Copy out every line of the entries below, character for character, leaving out the pictures.
===== Input =====
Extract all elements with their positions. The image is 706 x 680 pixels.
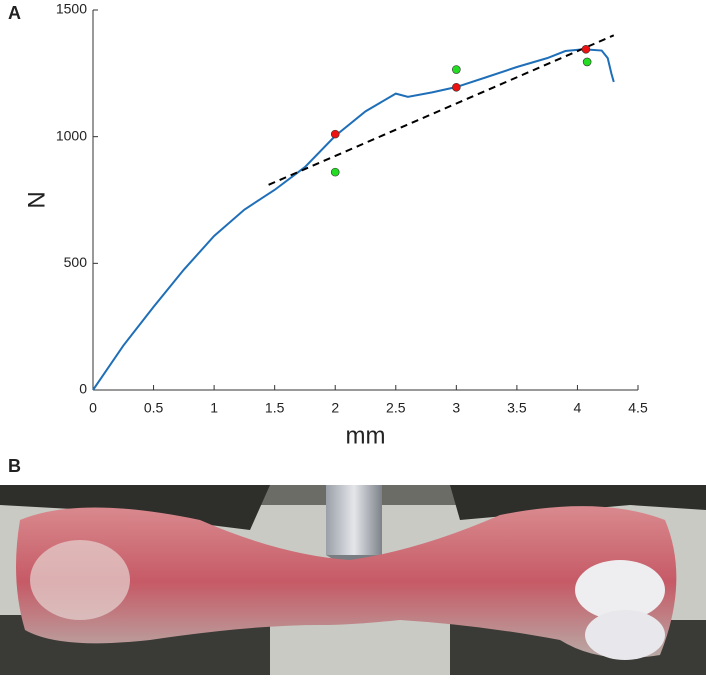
data-point [452,82,461,92]
y-tick-label: 500 [64,254,88,270]
x-tick-label: 4 [574,400,582,416]
x-tick-label: 1 [210,400,218,416]
data-line [92,48,615,391]
x-tick-label: 2 [331,400,339,416]
panel-label: A [8,3,21,23]
x-tick-label: 2.5 [386,400,406,416]
x-tick-label: 3 [452,400,460,416]
x-tick-label: 0 [89,400,97,416]
x-tick-label: 3.5 [507,400,527,416]
x-tick-label: 4.5 [628,400,648,416]
data-point [581,44,591,54]
y-tick-label: 1000 [56,127,87,143]
y-tick-label: 1500 [56,1,87,17]
data-point [330,129,340,139]
x-tick-label: 0.5 [144,400,164,416]
data-point [452,65,461,74]
photo [0,485,706,675]
data-point [582,57,592,67]
y-axis-label: N [23,191,50,208]
fit-line [268,34,615,186]
x-tick-label: 1.5 [265,400,285,416]
data-point [330,167,340,177]
y-tick-label: 0 [79,381,87,397]
panel-label: B [8,456,21,476]
x-axis-label: mm [346,422,386,449]
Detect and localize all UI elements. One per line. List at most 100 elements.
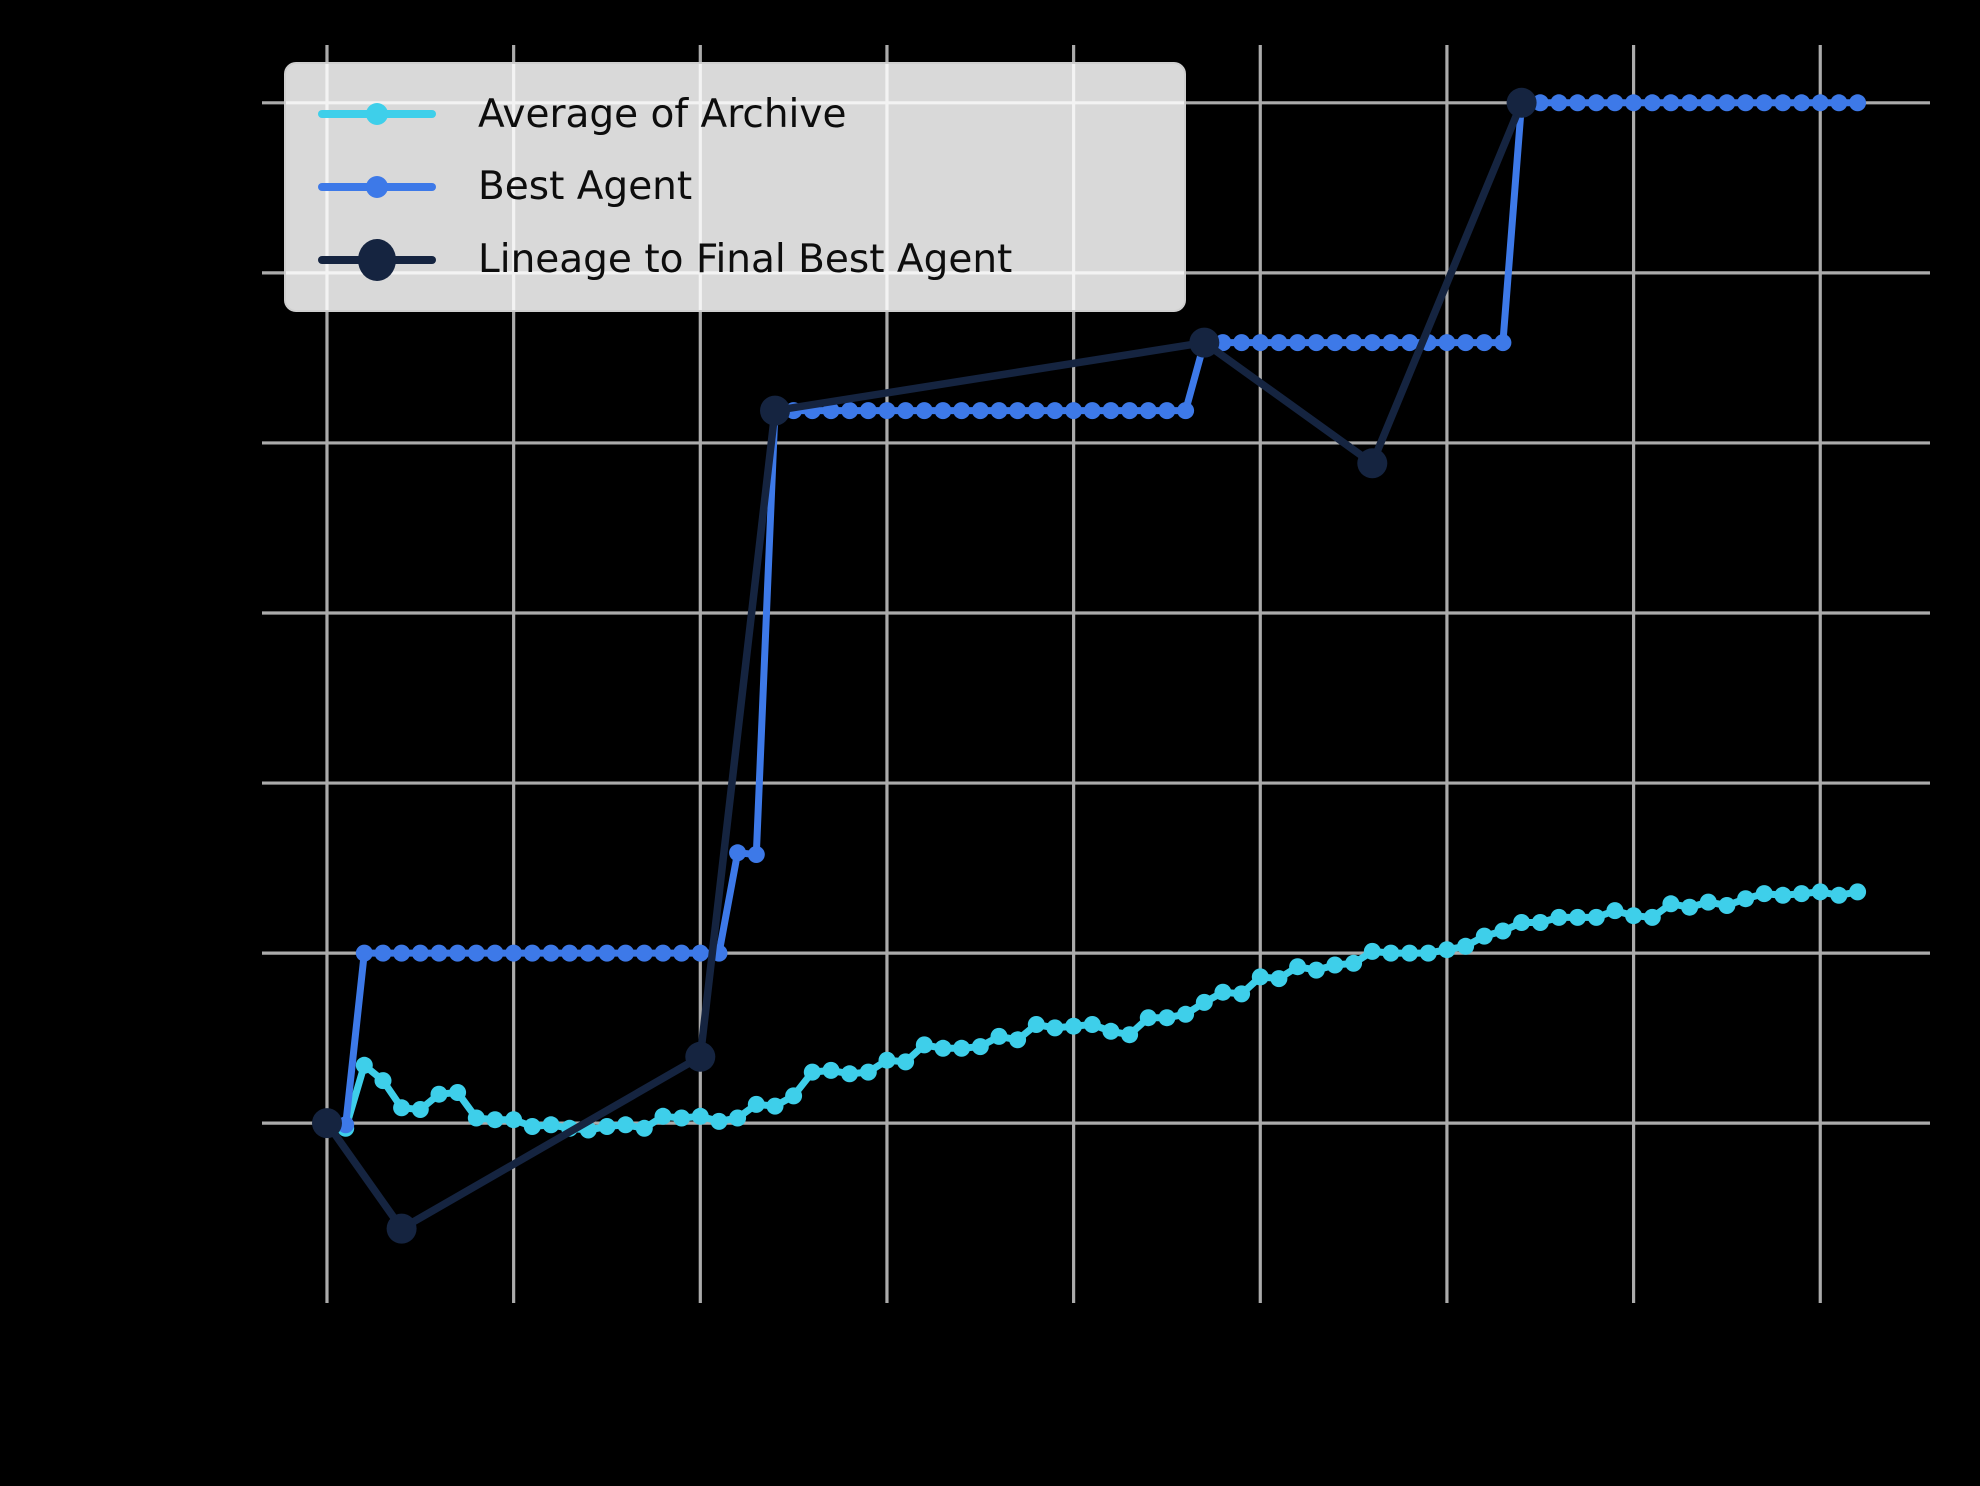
=====
■ Task answer
Extract all elements with their positions. The image is 706 x 680 pixels.
data-point [452,82,461,92]
y-tick-label: 500 [64,254,88,270]
x-tick-label: 4 [574,400,582,416]
x-tick-label: 1 [210,400,218,416]
data-line [92,48,615,391]
x-tick-label: 2 [331,400,339,416]
panel-label: A [8,3,21,23]
x-tick-label: 2.5 [386,400,406,416]
x-tick-label: 3 [452,400,460,416]
x-tick-label: 0 [89,400,97,416]
x-tick-label: 3.5 [507,400,527,416]
x-tick-label: 4.5 [628,400,648,416]
data-point [581,44,591,54]
y-tick-label: 1000 [56,127,87,143]
y-tick-label: 1500 [56,1,87,17]
data-point [330,129,340,139]
x-tick-label: 0.5 [144,400,164,416]
data-point [452,65,461,74]
photo [0,485,706,675]
data-point [582,57,592,67]
y-axis-label: N [23,191,50,208]
fit-line [268,34,615,186]
x-tick-label: 1.5 [265,400,285,416]
data-point [330,167,340,177]
y-tick-label: 0 [79,381,87,397]
panel-label: B [8,456,21,476]
x-axis-label: mm [346,422,386,449]
Detect and localize all UI elements. One per line. List at most 100 elements.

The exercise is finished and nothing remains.